### Instruções
• a. Traduza para o inglês esta frase do texto sobre o recall: "O recall não é, de forma alguma, uma medida revolucionária."
• b. No texto sobre o recall, desde que ano Michigan e Oregon têm o recall?

### Texto para leitura
<<<<
Mas não basta a educação, é preciso uma mudança normativa. Muitas vezes, a mudança normativa exerce um papel pedagógico e é exatamente o caso da introdução do recall. Sem dúvida, dirão: mas o que adianta o recall? Fez-se um referendo sobre o porte de armas e o povo votou exatamente como queriam os conservadores, ou seja, cada um armado, todos nós armados para enfrentar a violência.

Acontece que, à medida que essas manifestações vão se sucedendo, o povo se dá conta de que o poder está com ele. E que aquele que exerce o poder por eleição deve prestar contas. [...] Qualquer um de nós, quando atribui poderes a alguém para atuar em seu nome, manifesta confiança. No momento em que cessa essa relação de confiança, o mandato deve ser interrompido.

O recall não é, de forma alguma, uma medida revolucionária. Nos Estados Unidos, 18 Estados da Federação têm o recall. Dois Estados - Michigan e Oregon - têm o recall desde 1908 [Senador Mão Santa]. Não consta que o recall tenha sido uma causa de rebeliões ou de obstáculo ao governo democrático.

[...]

Pois bem, nós temos agora três propostas de emenda constitucional objetivando a introdução dessa revogação popular de mandatos eletivos. A Proposta de Emenda Constitucional 80, de 2003, a 82, de 2003, e a 73, de 2005.

Eu devo dizer [ponderou Fábio Konder Comparato] que a Proposta de Emenda Constitucional nº 80, de 2003, me parece demasiadamente sintética e, na verdade, deixa tudo ao legislador ordinário. Não me parece conveniente trilhar esse caminho.

A Proposta de Emenda Constitucional nº 82, de 2003, do sempre lembrado e saudoso Senador Jefferson Péres - que Deus o tenha -, não aplica o recall aos Parlamentares eleitos pelo sistema proporcional, e isto me parece uma falha na concepção da revogação popular de mandatos eletivos.

Quanto à Proposta de Emenda Constitucional nº 73, de 2005, ela propõe que seja aplicado o recall a todos os agentes políticos eleitos.

A Câmara dos Deputados, como os seus integrantes são eleitos pelo sistema proporcional, a Proposta de Emenda Constitucional nº 73, de 2005, propõe a dissolução da Câmara, o que também não é uma medida revolucionária. No sistema parlamentar é normal, quando o Presidente da República entende que o Parlamento perdeu, na sua maioria, a confiança da população, é normal dissolvê-lo.
>>>>
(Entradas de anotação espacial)
<<<<
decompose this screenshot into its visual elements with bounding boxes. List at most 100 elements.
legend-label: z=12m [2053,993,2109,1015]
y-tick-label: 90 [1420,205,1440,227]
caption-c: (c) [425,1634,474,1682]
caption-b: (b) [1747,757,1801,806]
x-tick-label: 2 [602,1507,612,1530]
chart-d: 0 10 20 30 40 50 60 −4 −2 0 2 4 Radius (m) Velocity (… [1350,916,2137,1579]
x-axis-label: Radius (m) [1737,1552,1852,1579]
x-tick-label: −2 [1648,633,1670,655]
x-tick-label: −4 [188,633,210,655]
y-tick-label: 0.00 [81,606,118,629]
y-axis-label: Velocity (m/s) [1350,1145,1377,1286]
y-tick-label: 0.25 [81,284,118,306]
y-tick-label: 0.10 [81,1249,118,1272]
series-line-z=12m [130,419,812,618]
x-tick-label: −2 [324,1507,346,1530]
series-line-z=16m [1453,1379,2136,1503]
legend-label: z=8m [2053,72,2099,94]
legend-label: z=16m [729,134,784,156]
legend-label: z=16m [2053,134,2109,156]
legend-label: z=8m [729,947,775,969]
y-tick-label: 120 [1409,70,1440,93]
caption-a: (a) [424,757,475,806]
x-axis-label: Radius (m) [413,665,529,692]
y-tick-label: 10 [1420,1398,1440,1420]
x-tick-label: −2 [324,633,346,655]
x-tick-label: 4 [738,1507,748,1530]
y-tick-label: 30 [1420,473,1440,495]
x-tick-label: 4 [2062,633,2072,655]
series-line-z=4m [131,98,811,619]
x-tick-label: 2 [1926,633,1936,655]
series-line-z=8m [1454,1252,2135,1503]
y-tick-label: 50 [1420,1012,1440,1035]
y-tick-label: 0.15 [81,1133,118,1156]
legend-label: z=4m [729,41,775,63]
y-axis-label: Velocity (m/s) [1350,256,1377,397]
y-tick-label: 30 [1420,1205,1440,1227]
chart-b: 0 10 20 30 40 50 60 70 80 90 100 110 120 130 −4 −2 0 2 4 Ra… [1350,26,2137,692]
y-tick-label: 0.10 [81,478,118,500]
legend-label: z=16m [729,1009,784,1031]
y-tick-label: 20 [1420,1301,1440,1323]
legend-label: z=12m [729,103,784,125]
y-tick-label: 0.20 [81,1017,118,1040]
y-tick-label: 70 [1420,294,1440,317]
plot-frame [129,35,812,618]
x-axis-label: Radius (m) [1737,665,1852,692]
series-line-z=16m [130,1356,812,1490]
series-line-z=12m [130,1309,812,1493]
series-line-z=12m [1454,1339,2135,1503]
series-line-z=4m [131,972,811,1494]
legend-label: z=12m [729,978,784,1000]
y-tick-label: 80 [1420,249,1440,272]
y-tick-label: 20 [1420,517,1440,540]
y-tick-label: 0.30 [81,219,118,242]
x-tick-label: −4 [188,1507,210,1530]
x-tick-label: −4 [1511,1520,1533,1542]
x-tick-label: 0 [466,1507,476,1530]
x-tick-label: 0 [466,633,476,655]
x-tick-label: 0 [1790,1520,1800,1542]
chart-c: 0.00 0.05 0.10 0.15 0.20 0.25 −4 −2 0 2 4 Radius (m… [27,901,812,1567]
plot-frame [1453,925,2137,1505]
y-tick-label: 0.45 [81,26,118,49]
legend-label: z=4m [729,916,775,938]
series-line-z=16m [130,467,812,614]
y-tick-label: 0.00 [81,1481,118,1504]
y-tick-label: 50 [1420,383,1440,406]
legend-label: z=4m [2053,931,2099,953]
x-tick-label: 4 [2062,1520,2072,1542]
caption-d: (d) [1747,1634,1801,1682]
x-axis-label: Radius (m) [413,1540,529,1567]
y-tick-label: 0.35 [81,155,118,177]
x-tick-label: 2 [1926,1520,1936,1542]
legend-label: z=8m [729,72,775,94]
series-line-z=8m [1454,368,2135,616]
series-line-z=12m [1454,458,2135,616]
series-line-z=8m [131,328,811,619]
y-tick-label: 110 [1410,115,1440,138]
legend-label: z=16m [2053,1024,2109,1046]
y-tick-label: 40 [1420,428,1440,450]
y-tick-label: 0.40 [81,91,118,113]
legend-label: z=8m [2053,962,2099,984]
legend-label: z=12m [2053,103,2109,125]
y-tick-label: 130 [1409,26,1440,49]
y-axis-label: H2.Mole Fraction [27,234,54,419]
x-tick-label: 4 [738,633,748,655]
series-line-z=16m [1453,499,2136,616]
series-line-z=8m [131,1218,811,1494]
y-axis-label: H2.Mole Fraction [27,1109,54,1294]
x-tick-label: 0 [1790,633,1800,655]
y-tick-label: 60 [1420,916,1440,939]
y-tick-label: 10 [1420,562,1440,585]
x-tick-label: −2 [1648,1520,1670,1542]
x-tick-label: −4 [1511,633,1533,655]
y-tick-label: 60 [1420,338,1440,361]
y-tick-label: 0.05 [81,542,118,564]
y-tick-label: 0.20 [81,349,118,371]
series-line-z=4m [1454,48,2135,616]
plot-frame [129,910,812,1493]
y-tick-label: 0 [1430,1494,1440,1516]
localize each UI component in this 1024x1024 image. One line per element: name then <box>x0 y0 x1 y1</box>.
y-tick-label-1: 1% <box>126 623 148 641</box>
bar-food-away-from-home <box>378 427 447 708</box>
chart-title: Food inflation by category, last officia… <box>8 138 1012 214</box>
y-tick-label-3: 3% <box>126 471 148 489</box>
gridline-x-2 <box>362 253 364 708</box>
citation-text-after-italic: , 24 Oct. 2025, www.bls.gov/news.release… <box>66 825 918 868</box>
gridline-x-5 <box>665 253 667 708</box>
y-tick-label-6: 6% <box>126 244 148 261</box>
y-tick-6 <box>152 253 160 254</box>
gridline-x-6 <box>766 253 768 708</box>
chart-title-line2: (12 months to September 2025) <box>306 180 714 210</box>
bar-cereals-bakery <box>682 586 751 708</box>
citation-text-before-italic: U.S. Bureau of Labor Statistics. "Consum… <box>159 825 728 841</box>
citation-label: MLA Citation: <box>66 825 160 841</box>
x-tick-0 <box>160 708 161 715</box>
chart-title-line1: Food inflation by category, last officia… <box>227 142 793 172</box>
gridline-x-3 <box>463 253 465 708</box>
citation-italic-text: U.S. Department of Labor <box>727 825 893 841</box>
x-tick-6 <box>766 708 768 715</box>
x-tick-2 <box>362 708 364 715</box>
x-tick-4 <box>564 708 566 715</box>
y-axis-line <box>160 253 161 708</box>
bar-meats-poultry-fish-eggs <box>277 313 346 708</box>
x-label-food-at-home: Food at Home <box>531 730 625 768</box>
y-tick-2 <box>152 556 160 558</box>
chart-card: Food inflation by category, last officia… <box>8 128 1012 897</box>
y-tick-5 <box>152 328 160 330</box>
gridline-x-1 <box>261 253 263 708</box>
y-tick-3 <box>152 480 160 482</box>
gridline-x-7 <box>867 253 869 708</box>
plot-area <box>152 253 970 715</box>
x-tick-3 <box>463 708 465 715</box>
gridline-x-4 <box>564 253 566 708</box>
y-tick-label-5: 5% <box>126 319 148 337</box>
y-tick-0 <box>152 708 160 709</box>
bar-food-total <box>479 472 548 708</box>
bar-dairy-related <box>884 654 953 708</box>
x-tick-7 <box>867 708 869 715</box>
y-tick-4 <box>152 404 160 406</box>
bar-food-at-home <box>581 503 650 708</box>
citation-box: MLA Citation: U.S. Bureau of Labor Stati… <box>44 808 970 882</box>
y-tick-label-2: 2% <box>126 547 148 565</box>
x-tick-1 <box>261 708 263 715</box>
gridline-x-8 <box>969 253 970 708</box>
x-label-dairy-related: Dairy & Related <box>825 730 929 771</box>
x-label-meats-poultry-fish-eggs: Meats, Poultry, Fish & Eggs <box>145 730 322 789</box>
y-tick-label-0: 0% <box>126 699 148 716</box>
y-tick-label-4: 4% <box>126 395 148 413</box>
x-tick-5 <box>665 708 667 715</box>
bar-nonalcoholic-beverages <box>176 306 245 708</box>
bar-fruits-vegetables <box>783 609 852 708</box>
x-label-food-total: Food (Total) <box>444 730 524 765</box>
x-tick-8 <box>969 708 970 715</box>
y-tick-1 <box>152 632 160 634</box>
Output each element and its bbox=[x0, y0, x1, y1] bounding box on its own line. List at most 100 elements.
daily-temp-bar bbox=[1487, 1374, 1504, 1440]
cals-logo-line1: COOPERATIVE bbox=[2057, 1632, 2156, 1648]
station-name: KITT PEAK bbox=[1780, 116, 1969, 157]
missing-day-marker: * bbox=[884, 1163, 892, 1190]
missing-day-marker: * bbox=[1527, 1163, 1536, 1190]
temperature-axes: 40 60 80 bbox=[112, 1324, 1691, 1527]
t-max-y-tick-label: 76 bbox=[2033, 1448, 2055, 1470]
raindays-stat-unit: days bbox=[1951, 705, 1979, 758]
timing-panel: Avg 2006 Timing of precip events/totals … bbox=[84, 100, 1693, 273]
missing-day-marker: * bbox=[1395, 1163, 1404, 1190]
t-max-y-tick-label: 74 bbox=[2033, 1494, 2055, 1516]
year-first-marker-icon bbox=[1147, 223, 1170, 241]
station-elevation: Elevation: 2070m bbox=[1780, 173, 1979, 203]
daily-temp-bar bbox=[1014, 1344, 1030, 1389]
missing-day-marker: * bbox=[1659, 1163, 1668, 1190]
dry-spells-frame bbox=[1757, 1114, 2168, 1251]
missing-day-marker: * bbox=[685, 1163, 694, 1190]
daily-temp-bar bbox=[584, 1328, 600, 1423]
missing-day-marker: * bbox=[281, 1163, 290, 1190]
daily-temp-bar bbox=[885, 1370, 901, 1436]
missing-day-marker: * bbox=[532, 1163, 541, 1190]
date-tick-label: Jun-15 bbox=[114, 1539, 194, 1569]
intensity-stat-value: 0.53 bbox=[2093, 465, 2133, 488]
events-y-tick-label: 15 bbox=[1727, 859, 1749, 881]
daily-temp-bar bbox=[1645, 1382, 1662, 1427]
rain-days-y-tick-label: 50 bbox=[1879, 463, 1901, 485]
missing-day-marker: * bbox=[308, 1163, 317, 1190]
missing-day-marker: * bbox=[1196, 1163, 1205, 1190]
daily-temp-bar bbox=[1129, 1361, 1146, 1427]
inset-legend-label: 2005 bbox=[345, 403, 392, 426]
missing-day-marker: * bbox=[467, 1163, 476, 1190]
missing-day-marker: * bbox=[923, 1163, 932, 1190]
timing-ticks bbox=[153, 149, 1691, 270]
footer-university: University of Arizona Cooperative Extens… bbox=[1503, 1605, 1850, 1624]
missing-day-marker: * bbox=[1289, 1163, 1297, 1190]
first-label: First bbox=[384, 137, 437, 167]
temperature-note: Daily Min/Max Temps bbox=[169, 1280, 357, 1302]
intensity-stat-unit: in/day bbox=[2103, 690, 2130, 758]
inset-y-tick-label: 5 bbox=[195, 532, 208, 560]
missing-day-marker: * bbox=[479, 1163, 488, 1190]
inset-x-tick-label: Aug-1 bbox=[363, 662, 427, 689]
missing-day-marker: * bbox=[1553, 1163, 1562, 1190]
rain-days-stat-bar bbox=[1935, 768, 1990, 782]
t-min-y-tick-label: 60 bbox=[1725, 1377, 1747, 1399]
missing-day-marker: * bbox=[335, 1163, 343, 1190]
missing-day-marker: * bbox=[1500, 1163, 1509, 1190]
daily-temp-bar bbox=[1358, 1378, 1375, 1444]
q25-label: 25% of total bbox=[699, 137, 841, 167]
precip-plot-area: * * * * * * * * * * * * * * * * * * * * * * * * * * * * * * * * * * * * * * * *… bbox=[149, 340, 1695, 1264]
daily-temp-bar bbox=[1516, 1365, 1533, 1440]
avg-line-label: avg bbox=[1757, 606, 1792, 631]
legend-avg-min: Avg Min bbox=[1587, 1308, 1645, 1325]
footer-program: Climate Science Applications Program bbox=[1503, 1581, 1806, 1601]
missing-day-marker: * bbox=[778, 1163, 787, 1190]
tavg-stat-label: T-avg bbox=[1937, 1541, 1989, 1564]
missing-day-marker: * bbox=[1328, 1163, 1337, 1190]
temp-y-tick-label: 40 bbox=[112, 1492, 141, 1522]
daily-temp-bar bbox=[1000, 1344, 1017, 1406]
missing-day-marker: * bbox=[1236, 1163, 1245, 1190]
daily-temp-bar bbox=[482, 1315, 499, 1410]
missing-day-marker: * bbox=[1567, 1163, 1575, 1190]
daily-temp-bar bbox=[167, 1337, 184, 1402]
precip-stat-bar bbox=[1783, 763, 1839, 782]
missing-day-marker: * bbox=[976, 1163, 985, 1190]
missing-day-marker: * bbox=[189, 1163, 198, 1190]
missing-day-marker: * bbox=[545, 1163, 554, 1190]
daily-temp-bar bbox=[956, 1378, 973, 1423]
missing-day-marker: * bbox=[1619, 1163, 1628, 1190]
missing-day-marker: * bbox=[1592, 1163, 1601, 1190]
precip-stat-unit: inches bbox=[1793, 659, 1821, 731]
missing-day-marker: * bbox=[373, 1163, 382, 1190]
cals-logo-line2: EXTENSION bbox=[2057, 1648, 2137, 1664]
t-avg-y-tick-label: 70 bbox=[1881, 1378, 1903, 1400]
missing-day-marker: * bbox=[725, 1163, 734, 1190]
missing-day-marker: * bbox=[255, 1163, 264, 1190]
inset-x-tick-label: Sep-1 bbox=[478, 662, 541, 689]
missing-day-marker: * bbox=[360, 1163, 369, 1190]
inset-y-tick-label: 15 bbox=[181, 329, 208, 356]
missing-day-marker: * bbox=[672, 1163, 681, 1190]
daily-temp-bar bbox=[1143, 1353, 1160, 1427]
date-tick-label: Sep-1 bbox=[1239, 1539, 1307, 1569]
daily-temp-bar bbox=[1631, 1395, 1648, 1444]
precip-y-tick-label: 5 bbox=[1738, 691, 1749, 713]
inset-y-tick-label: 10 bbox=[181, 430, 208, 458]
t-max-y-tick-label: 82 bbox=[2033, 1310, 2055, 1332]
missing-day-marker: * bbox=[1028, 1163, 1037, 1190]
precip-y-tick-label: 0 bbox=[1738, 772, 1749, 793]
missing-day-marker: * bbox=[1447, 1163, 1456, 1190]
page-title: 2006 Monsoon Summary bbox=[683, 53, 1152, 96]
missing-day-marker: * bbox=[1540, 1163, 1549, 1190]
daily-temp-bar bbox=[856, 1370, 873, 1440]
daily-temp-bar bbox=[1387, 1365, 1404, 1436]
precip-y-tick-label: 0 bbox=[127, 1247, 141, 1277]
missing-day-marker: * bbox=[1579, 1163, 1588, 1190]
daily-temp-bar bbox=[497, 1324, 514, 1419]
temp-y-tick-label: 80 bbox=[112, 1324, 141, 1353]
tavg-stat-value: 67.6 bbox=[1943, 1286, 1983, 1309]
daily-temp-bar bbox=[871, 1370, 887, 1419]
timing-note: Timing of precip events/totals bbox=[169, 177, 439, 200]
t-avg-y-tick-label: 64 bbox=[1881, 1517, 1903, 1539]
>>>>
### Respostas
• a. Recall is by no means a revolutionary measure.

• b. Desde 1908.